— START OF The data —
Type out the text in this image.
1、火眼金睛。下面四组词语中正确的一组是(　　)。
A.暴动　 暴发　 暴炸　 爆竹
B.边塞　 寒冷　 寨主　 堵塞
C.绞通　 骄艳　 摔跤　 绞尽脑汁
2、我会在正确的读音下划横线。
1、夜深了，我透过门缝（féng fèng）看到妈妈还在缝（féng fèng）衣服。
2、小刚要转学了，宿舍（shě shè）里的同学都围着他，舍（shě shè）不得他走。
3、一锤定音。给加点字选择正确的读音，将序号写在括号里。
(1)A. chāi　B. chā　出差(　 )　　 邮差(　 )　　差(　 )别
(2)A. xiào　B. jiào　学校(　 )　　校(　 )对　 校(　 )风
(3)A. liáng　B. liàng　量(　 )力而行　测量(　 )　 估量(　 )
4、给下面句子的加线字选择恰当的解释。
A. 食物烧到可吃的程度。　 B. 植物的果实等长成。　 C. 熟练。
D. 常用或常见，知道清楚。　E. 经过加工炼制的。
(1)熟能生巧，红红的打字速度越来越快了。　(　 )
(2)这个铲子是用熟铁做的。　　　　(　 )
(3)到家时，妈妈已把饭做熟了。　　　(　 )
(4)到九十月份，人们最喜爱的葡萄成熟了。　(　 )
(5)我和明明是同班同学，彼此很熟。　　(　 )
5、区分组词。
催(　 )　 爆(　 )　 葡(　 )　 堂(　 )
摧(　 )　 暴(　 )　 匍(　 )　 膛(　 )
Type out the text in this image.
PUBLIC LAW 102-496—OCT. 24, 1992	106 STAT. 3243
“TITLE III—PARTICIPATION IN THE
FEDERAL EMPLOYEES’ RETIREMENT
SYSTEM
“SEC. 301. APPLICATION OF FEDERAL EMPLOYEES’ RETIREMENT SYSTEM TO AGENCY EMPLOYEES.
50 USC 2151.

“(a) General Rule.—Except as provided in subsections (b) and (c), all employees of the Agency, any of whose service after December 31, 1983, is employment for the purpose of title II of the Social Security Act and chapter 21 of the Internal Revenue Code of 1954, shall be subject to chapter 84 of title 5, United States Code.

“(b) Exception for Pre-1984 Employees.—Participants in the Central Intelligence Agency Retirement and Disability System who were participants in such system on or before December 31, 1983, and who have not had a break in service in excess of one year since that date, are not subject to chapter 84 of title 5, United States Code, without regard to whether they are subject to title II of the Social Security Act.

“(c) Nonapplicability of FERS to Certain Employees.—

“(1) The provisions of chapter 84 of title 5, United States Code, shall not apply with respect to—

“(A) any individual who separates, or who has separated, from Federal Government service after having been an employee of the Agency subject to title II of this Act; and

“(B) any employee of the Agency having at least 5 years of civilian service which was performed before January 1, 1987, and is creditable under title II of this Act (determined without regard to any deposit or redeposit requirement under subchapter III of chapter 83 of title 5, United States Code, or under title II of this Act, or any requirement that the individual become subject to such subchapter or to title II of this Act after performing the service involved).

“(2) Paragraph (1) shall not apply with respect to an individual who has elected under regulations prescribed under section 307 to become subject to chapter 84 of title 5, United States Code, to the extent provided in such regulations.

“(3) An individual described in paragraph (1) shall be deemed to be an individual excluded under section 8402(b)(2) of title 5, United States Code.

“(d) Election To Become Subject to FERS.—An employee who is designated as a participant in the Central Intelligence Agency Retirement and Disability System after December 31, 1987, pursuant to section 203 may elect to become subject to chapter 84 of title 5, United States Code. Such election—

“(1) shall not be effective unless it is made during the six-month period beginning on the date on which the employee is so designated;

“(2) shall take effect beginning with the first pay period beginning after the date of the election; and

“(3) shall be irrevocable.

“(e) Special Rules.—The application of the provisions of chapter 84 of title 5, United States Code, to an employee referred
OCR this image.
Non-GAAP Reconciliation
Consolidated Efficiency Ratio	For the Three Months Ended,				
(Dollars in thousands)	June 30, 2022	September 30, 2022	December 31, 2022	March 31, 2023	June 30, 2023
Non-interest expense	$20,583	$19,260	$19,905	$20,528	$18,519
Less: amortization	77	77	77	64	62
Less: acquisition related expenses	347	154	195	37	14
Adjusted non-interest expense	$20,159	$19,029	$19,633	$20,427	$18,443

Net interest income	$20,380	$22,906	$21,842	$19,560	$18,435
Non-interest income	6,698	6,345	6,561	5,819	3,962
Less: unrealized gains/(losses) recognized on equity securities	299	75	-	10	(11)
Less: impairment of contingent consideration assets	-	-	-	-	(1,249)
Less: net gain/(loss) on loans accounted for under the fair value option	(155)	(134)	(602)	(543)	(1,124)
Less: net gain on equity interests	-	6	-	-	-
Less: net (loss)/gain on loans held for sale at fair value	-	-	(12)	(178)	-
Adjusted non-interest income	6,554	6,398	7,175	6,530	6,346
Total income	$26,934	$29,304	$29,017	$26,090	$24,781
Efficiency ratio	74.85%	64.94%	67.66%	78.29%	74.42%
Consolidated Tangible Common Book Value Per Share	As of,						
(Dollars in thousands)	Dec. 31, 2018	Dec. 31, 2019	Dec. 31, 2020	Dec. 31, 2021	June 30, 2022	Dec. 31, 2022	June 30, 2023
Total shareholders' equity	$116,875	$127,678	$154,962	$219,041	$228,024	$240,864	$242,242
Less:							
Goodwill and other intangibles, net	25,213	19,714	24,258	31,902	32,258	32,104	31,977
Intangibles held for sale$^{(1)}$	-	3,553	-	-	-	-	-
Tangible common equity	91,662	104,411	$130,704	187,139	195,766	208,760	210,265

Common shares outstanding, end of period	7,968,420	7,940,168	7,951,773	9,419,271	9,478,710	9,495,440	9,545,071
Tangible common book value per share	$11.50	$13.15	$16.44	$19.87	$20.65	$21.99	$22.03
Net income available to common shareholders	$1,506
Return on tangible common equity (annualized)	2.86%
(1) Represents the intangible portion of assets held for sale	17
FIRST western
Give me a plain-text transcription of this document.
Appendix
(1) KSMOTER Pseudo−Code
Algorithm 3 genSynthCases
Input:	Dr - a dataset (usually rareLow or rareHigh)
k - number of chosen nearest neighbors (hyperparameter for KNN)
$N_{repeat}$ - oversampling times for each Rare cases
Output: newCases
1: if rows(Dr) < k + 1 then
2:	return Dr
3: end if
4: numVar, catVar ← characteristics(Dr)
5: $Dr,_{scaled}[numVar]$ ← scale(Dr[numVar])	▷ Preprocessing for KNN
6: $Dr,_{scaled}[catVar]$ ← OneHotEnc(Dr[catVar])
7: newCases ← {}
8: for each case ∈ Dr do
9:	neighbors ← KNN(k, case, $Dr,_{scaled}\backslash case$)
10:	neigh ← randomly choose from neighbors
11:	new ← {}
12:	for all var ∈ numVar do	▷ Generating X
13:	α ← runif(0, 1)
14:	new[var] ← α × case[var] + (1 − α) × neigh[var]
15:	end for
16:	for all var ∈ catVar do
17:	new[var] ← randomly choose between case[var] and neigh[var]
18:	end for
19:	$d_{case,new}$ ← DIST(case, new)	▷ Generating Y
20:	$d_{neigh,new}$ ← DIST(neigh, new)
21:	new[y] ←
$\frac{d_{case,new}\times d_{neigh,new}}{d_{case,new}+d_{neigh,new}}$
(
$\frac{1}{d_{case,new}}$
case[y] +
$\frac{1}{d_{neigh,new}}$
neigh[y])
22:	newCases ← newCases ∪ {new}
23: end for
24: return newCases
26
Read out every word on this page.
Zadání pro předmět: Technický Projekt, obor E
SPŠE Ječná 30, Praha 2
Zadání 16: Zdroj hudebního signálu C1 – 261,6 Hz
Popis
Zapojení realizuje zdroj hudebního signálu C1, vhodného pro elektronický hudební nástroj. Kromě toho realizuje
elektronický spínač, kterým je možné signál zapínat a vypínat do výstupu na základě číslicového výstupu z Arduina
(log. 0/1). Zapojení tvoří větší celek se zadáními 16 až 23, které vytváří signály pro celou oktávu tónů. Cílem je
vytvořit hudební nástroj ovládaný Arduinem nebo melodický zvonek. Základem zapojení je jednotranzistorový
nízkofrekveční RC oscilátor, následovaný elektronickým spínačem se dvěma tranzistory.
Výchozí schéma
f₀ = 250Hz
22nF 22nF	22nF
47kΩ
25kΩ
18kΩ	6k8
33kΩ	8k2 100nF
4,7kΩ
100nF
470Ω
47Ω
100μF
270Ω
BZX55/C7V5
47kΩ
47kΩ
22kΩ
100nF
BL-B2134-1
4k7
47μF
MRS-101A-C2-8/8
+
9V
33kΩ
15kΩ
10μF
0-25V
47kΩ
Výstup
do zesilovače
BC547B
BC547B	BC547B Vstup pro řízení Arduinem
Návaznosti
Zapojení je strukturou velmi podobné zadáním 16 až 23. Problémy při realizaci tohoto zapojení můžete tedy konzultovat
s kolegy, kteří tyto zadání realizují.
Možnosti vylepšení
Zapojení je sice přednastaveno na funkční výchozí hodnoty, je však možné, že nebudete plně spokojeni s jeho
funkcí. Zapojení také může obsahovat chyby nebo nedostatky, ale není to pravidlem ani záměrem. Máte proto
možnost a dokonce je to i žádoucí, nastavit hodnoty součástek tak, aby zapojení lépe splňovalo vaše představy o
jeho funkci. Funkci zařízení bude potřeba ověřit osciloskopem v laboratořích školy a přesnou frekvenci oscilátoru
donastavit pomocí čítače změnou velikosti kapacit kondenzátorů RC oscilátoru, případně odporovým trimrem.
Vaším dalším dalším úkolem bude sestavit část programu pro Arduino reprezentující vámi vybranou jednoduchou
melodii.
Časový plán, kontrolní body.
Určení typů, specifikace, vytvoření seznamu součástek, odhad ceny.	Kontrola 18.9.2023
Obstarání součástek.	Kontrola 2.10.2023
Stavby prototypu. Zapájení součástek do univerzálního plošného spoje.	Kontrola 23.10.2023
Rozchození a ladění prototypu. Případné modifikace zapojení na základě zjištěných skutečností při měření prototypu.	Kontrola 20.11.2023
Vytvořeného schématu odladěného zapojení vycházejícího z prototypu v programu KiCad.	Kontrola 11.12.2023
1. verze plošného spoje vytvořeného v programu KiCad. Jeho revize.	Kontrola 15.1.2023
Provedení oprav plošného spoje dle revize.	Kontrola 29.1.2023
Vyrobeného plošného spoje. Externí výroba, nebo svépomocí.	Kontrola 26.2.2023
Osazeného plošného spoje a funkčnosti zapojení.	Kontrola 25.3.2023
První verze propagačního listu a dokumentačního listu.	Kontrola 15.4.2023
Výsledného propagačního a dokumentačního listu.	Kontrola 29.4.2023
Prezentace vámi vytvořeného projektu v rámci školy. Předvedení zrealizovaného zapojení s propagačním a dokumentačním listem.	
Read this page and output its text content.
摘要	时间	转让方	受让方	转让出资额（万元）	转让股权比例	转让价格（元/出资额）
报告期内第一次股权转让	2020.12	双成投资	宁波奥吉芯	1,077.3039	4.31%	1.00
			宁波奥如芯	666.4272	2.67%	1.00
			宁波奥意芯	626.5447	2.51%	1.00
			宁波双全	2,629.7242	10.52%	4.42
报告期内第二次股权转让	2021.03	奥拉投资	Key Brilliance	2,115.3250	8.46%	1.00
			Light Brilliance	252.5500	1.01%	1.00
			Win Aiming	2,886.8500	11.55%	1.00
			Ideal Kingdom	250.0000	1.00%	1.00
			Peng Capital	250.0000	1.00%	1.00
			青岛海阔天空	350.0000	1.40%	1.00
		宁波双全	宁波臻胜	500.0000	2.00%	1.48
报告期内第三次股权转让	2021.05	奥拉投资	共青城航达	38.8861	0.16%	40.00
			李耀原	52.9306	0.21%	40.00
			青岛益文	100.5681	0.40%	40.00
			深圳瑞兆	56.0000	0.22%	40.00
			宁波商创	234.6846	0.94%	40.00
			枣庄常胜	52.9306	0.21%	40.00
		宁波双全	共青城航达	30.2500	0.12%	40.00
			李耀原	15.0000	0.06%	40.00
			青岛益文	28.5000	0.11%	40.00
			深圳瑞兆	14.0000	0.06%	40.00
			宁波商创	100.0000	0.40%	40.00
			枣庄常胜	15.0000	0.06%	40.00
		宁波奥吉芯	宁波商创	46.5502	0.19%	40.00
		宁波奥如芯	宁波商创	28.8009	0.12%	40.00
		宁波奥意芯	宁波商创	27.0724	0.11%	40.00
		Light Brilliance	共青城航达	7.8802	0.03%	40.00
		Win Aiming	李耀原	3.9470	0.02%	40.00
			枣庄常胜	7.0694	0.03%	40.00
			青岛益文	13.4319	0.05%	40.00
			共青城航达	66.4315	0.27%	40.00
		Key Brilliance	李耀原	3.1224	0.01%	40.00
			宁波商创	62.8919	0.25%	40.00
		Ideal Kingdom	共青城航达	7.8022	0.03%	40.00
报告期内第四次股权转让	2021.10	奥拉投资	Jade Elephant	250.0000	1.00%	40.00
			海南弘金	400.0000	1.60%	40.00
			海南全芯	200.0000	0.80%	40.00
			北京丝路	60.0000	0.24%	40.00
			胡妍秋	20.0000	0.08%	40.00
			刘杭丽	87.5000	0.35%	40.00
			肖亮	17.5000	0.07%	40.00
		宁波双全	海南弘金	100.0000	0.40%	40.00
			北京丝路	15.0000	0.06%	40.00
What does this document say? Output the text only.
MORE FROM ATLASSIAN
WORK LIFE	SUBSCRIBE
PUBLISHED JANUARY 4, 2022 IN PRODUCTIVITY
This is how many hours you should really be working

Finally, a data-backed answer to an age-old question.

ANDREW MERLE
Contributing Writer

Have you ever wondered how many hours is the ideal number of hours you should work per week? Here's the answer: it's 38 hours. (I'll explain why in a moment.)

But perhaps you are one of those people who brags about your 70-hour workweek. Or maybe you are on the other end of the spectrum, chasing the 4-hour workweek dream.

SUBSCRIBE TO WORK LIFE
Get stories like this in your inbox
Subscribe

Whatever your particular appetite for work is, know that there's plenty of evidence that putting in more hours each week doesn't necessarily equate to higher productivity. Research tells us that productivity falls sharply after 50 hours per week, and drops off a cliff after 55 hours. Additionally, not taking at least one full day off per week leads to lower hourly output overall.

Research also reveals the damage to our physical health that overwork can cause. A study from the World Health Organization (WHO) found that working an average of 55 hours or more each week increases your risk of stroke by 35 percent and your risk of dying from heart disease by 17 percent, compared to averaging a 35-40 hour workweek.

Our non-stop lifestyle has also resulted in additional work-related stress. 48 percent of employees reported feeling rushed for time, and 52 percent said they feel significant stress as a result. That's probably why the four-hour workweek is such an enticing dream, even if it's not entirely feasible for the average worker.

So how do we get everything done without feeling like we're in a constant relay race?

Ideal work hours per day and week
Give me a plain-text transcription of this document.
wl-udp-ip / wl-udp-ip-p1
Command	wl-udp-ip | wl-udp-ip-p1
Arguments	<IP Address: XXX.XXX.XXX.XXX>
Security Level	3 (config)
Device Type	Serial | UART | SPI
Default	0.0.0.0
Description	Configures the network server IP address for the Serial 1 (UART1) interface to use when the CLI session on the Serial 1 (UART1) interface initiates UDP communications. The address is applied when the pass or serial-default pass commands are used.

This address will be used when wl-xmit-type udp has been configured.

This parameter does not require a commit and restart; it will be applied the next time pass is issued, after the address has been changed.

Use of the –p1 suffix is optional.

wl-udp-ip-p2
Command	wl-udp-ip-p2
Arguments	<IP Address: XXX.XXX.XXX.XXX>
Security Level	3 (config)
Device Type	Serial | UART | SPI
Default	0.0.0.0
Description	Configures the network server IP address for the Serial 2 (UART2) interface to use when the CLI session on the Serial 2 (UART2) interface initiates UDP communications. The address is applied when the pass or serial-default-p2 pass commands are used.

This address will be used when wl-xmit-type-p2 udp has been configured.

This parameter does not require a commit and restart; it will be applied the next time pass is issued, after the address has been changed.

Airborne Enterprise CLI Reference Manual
— END OF The data —
**Required work:**
Find the string "should" in the listing and return every line that holds it.

**The solution:**
This is how many hours you should really be working
Have you ever wondered how many hours is the ideal number of hours you should work per week? Here's the answer: it's 38 hours. (I'll explain why in a moment.)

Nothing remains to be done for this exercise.